= Task description =
Select all lines in the records that include "Глава".

= Record extracts =

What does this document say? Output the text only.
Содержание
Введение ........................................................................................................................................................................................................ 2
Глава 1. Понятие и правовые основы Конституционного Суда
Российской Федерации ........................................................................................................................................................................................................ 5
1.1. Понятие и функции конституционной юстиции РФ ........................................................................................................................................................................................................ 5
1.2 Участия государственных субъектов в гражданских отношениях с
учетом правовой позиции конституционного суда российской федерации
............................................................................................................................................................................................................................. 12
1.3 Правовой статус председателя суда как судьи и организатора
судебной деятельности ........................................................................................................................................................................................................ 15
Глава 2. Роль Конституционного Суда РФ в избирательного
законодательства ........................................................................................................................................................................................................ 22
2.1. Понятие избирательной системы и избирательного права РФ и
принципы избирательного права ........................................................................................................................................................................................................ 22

= Written solution =
Глава 1. Понятие и правовые основы Конституционного Суда
Глава 2. Роль Конституционного Суда РФ в избирательного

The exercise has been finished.